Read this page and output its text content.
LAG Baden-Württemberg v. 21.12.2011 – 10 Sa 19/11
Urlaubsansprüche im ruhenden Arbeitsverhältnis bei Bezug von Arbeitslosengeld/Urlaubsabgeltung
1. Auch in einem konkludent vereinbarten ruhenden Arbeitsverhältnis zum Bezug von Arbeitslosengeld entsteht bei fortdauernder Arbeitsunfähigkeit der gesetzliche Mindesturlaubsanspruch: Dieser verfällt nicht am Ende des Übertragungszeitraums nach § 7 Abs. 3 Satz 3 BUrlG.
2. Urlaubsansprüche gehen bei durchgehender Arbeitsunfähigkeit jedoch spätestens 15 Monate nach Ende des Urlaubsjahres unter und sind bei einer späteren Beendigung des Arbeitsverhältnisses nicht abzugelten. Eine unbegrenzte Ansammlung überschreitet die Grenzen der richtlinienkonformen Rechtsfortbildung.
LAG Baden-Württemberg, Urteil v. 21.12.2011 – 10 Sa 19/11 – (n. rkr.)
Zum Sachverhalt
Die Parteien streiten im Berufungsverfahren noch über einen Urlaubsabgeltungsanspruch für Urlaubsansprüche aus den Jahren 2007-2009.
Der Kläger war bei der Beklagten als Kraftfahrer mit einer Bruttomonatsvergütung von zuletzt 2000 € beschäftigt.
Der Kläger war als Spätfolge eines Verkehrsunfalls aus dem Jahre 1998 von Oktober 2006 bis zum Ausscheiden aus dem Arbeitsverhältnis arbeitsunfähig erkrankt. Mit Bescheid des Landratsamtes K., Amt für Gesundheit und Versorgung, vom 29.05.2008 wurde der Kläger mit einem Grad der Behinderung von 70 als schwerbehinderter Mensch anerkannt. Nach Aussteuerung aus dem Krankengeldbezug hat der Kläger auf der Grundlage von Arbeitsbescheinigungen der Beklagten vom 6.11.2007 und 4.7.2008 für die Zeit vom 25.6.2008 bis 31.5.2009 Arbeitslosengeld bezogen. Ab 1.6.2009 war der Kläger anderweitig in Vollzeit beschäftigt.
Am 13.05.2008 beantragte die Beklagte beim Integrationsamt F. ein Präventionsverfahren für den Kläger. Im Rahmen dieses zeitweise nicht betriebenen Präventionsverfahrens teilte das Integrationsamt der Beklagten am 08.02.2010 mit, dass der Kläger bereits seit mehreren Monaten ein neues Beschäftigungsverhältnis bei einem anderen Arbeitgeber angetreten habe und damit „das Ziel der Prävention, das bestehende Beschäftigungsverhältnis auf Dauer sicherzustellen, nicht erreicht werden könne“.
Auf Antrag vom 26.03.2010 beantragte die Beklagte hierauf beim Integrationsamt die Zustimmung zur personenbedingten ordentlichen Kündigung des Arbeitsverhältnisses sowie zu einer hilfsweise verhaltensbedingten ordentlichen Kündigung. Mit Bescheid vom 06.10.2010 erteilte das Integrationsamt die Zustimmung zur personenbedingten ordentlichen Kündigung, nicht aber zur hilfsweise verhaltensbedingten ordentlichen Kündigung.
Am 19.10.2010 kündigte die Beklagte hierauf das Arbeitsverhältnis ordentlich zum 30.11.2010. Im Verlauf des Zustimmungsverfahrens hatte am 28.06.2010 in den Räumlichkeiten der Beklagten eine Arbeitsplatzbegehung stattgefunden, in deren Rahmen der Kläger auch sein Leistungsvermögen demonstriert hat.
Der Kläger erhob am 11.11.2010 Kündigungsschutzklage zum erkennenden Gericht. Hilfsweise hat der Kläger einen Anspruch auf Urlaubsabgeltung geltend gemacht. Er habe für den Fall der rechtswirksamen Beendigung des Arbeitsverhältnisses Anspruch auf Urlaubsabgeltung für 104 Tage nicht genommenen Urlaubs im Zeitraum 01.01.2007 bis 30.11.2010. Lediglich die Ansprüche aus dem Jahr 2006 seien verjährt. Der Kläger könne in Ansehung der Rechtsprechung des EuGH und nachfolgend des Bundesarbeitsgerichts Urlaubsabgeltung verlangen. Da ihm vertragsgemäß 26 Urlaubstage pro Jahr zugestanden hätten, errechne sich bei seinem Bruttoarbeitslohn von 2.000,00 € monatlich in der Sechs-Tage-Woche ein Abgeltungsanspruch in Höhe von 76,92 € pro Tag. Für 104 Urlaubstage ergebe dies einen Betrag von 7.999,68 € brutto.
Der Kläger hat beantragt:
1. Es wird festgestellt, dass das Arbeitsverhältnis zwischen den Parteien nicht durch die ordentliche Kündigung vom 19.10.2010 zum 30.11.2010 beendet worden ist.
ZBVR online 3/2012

* _Your task_
Filter the data above, keeping only lines that include the string "Parteien".

* _Response to this exercise_
Die Parteien streiten im Berufungsverfahren noch über einen Urlaubsabgeltungsanspruch für Urlaubsansprüche aus den Jahren 2007-2009.
1. Es wird festgestellt, dass das Arbeitsverhältnis zwischen den Parteien nicht durch die ordentliche Kündigung vom 19.10.2010 zum 30.11.2010 beendet worden ist.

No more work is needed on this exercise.